● **DATASET EXCERPTS**

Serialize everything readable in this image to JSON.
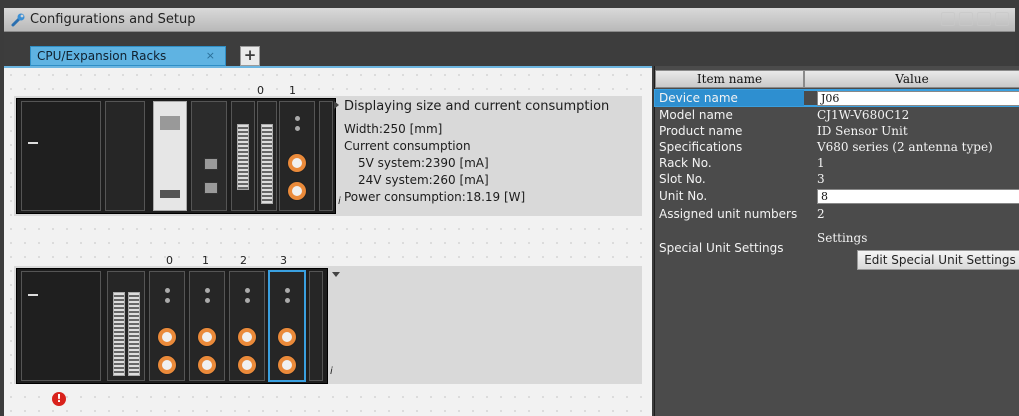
{
  "window": {
    "title": "Configurations and Setup"
  },
  "tabs": [
    {
      "label": "CPU/Expansion Racks",
      "close": "×"
    }
  ],
  "add_tab": "+",
  "rack1": {
    "slots": [
      "0",
      "1"
    ],
    "info_title": "Displaying size and current consumption",
    "width": "Width:250 [mm]",
    "current": "Current consumption",
    "v5": "5V system:2390 [mA]",
    "v24": "24V system:260 [mA]",
    "power": "Power consumption:18.19 [W]"
  },
  "rack2": {
    "slots": [
      "0",
      "1",
      "2",
      "3"
    ]
  },
  "info_marker": "i",
  "error_icon": "!",
  "properties": {
    "header_name": "Item name",
    "header_value": "Value",
    "rows": [
      {
        "name": "Device name",
        "value": "J06"
      },
      {
        "name": "Model name",
        "value": "CJ1W-V680C12"
      },
      {
        "name": "Product name",
        "value": "ID Sensor Unit"
      },
      {
        "name": "Specifications",
        "value": "V680 series (2 antenna type)"
      },
      {
        "name": "Rack No.",
        "value": "1"
      },
      {
        "name": "Slot No.",
        "value": "3"
      },
      {
        "name": "Unit No.",
        "value": "8"
      },
      {
        "name": "Assigned unit numbers",
        "value": "2"
      },
      {
        "name": "Special Unit Settings",
        "value": "Settings"
      }
    ],
    "edit_button": "Edit Special Unit Settings"
  },
  "colors": {
    "accent": "#5fb3e2",
    "selection": "#2e8fd0",
    "dial": "#ea8a3a",
    "error": "#d9221c"
  }
}
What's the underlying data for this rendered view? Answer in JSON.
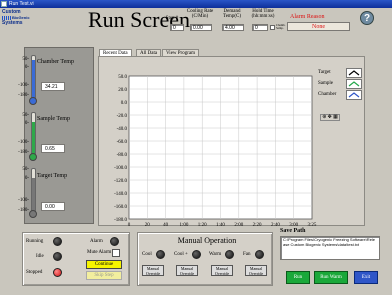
{
  "window": {
    "title": "Run Test.vi"
  },
  "logo": {
    "line1": "Custom",
    "line2": "BioGenic",
    "line3": "Systems"
  },
  "app_title": "Run Screen",
  "header": {
    "step_label": "Step #",
    "step_value": "0",
    "cooling_label": "Cooling Rate (C/Min)",
    "cooling_value": "0.00",
    "demand_label": "Demand Temp(C)",
    "demand_value": "4.00",
    "hold_label": "Hold Time (hh:mm:ss)",
    "hold_value": "0",
    "chamb_label": "Chamb. Samp."
  },
  "alarm": {
    "label": "Alarm Reason",
    "value": "None"
  },
  "thermometers": [
    {
      "title": "Chamber Temp",
      "value": "34.21",
      "scale": [
        "50-",
        "0-",
        "-100-",
        "-180-"
      ],
      "fill_color": "#3a6bd6",
      "fill_fraction": 0.9
    },
    {
      "title": "Sample Temp",
      "value": "0.65",
      "scale": [
        "50-",
        "0-",
        "-100-",
        "-180-"
      ],
      "fill_color": "#2fa84a",
      "fill_fraction": 0.78
    },
    {
      "title": "Target Temp",
      "value": "0.00",
      "scale": [
        "50-",
        "0-",
        "-100-",
        "-180-"
      ],
      "fill_color": "#777777",
      "fill_fraction": 0.78
    }
  ],
  "tabs": [
    "Recent Data",
    "All Data",
    "View Program"
  ],
  "chart_data": {
    "type": "line",
    "title": "",
    "xlabel": "",
    "ylabel": "",
    "x_ticks": [
      "0",
      "20",
      "40",
      "1:00",
      "1:20",
      "1:40",
      "2:00",
      "2:20",
      "2:40",
      "3:00",
      "3:25"
    ],
    "y_ticks": [
      "50.0",
      "20.0",
      "0.0",
      "-20.0",
      "-40.0",
      "-60.0",
      "-80.0",
      "-100.0",
      "-120.0",
      "-140.0",
      "-160.0",
      "-180.0"
    ],
    "ylim": [
      -180,
      50
    ],
    "grid": true,
    "series": [
      {
        "name": "Target",
        "color": "#000000",
        "values": []
      },
      {
        "name": "Sample",
        "color": "#22a84a",
        "values": []
      },
      {
        "name": "Chamber",
        "color": "#2f56c8",
        "values": []
      }
    ],
    "legend_position": "right"
  },
  "status": {
    "running_label": "Running",
    "idle_label": "Idle",
    "stopped_label": "Stopped",
    "alarm_label": "Alarm",
    "mute_label": "Mute Alarm",
    "continue_label": "Continue",
    "skip_label": "Skip Step"
  },
  "manual": {
    "title": "Manual Operation",
    "cool_label": "Cool",
    "coolplus_label": "Cool +",
    "warm_label": "Warm",
    "fan_label": "Fan",
    "override_label": "Manual Override"
  },
  "save": {
    "label": "Save Path",
    "path": "C:\\Program Files\\Cryogenic Freezing Software\\Release Custom Biogenic Systems\\data\\test.txt",
    "run_label": "Run",
    "runwarm_label": "Run Warm",
    "exit_label": "Exit"
  },
  "colors": {
    "alarm_red": "#dd1111",
    "run_green": "#1aa83a",
    "exit_blue": "#2f56c8"
  }
}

● **SHORT PROBLEM**
Within the listing above, copy each line that has the string "JSON".

● **ANSWER TO THE PROBLEM**
Serialize everything readable in this image to JSON.
What's the underlying data for this rendered view? Answer in JSON.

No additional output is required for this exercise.